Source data
--- --- ---

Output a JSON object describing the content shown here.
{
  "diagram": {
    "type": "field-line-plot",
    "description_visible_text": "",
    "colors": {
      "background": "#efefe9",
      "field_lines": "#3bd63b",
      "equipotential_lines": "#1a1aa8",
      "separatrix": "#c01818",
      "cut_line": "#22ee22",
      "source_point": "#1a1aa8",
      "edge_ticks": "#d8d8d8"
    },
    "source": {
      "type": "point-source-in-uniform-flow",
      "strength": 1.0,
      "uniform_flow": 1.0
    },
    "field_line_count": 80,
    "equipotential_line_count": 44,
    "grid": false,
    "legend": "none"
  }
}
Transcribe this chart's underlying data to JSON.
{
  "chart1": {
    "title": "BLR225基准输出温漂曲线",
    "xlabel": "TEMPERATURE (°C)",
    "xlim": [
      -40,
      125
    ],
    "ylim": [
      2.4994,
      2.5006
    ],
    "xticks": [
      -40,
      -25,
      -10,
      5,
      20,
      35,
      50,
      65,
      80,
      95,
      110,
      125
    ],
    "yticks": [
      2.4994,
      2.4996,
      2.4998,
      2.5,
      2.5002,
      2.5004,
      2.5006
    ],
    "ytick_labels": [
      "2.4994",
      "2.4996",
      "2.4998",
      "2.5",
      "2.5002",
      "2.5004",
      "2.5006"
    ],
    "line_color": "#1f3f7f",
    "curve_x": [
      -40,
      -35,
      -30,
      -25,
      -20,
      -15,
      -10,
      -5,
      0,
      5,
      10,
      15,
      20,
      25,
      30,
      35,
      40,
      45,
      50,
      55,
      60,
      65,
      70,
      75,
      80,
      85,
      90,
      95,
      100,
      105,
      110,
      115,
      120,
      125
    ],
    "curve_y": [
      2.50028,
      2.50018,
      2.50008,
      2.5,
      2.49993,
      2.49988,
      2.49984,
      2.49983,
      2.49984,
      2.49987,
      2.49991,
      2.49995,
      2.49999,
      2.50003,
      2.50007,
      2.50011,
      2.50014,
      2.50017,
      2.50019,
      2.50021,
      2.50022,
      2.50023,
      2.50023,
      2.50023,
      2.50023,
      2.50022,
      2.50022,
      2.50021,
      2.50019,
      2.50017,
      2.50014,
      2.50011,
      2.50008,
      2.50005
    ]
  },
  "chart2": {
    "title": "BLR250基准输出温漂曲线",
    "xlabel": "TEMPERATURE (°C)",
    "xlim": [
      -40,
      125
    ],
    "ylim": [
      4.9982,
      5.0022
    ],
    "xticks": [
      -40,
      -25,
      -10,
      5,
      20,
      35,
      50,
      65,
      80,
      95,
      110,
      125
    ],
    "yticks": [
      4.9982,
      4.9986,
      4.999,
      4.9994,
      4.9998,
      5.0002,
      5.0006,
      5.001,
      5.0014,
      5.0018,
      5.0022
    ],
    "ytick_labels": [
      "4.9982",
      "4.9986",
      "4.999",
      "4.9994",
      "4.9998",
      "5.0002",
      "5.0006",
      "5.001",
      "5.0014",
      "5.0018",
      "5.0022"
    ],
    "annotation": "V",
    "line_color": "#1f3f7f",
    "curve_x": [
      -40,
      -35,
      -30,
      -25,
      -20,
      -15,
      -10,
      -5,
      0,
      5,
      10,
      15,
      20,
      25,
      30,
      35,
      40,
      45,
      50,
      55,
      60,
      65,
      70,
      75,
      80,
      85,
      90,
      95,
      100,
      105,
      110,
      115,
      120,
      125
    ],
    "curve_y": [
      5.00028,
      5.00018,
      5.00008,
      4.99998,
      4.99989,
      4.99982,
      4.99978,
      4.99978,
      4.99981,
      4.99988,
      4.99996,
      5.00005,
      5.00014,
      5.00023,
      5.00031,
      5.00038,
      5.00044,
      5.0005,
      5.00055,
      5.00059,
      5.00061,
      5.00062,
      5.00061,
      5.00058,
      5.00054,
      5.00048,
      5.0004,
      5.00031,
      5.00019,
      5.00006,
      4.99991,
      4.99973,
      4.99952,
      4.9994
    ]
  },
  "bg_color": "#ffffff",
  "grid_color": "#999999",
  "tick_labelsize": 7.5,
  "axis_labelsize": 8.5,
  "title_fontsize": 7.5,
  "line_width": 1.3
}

--- --- ---

What to work on => Show the lines where the word "JSON" appears in the entries.

Full solution =>
Output a JSON object describing the content shown here.
Transcribe this chart's underlying data to JSON.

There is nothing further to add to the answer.